### TASK BRIEF
Extract, from the records beneath this instruction, each line that contains the word "Знаходження".

Collected data
## start
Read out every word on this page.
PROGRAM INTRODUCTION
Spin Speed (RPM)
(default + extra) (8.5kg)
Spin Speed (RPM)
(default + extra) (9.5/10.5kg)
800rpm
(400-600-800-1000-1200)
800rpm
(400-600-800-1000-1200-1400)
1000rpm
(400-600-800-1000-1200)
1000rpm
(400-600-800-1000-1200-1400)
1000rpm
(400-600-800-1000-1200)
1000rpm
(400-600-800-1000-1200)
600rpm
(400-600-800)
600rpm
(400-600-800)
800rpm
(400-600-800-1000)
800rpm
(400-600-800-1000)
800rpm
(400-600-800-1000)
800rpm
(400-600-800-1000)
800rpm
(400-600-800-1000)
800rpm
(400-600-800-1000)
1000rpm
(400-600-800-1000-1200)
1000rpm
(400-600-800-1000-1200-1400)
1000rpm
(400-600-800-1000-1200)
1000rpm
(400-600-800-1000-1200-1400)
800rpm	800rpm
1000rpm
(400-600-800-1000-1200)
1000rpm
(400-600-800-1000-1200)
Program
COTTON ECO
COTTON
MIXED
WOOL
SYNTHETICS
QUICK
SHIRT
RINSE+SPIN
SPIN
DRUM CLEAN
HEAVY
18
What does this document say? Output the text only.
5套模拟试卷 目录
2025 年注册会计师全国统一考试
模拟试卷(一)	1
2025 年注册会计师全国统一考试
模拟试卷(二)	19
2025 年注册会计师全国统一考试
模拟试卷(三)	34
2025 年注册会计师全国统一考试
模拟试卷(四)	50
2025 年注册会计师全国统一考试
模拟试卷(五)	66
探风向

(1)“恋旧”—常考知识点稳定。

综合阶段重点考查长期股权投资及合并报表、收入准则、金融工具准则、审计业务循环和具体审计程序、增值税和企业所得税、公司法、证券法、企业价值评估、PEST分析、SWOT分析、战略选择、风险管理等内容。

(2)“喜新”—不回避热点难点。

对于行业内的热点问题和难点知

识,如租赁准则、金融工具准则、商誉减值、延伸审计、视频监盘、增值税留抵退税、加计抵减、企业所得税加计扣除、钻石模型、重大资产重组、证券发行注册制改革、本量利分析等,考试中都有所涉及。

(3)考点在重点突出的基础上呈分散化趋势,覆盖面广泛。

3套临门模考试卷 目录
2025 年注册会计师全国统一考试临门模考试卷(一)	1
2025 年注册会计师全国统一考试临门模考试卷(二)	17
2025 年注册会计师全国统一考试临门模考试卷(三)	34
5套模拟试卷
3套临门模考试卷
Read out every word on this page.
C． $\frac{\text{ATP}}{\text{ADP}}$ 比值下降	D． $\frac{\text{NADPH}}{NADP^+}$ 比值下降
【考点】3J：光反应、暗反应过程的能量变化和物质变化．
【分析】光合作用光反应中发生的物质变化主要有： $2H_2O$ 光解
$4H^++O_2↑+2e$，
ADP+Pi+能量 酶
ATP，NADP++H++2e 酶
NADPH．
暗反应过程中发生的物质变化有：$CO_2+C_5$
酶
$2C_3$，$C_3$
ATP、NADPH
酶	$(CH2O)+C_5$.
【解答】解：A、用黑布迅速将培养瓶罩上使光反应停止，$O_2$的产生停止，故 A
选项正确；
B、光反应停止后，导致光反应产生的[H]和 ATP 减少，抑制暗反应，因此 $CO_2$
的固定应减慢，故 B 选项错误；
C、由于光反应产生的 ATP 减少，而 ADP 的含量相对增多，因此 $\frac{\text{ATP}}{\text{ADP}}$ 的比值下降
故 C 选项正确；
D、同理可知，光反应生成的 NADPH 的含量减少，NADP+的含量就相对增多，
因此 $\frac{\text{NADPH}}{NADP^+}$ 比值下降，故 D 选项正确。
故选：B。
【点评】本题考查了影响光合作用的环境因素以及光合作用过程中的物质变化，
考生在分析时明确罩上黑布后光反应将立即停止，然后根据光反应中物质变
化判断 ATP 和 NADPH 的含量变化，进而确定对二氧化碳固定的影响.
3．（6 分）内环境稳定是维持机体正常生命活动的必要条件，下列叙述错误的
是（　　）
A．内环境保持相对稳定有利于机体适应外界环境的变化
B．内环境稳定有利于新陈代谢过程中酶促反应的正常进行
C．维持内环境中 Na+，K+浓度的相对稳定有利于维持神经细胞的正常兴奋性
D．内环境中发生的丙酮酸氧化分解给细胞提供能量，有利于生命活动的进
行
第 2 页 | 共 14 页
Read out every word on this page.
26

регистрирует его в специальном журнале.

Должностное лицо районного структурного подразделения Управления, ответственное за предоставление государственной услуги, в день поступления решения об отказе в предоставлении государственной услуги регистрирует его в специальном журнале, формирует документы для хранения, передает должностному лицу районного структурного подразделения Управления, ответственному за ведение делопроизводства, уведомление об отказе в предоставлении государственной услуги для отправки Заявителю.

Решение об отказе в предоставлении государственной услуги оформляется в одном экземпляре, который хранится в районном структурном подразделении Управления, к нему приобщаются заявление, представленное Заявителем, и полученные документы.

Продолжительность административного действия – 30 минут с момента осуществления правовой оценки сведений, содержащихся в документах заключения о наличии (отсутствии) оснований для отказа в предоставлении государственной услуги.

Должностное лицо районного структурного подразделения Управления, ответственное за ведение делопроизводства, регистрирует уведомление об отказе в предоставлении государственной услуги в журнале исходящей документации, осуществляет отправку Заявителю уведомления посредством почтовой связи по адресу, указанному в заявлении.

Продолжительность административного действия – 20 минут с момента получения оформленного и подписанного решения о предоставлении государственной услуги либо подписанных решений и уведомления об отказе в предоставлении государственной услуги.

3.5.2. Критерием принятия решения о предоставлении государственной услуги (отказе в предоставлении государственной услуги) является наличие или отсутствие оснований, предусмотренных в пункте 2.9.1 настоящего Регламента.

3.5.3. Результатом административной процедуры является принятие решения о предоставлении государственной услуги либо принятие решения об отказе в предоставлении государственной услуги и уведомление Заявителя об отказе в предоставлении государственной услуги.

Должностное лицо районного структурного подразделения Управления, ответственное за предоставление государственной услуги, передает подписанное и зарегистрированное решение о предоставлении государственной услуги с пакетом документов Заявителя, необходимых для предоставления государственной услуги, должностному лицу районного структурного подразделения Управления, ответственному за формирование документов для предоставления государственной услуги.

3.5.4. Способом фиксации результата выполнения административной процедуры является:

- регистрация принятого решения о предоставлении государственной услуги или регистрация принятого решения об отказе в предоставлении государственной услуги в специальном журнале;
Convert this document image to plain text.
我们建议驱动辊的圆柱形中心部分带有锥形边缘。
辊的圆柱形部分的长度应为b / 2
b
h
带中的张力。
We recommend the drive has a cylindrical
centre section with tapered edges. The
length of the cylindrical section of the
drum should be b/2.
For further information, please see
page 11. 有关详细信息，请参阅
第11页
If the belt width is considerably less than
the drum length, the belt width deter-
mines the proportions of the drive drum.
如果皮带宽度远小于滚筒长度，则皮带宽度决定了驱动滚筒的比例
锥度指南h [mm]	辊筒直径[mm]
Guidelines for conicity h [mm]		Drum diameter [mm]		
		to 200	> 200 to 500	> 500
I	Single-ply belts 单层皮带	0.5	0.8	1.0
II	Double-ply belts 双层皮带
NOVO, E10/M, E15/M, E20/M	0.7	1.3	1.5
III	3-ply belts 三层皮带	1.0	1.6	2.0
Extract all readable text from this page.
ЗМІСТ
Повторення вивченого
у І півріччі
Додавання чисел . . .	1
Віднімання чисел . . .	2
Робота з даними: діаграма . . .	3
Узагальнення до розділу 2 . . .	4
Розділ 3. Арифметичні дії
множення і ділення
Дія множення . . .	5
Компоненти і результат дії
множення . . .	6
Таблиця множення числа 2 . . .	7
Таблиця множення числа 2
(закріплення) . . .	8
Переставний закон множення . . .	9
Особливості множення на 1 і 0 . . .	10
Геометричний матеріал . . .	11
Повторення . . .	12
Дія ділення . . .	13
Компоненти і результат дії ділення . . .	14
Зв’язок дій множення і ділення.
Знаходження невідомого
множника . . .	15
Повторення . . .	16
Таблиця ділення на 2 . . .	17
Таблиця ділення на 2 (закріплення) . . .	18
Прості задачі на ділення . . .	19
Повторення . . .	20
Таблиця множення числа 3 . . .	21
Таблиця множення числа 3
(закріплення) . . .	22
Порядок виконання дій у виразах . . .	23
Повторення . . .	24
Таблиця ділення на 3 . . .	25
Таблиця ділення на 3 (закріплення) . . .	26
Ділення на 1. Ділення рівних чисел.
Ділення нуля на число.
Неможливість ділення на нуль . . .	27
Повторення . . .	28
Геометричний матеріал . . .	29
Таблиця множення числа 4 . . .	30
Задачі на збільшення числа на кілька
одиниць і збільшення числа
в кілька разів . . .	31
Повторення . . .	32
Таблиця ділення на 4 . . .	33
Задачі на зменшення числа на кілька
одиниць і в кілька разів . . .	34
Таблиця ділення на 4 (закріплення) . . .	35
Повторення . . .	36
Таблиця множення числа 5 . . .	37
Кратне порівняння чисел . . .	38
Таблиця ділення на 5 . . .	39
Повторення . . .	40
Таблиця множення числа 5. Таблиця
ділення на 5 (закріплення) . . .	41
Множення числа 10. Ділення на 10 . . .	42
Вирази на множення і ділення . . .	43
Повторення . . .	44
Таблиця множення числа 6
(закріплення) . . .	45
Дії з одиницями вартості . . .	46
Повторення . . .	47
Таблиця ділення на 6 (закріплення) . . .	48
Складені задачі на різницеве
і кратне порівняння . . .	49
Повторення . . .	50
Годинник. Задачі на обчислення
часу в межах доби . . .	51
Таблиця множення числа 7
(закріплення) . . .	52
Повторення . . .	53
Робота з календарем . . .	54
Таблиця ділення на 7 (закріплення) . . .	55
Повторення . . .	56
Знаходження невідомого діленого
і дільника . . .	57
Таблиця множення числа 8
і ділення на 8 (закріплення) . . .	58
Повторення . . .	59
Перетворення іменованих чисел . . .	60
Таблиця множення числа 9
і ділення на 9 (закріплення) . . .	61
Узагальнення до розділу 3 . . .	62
## end
### TASK RESULT
Знаходження невідомого
Знаходження невідомого діленого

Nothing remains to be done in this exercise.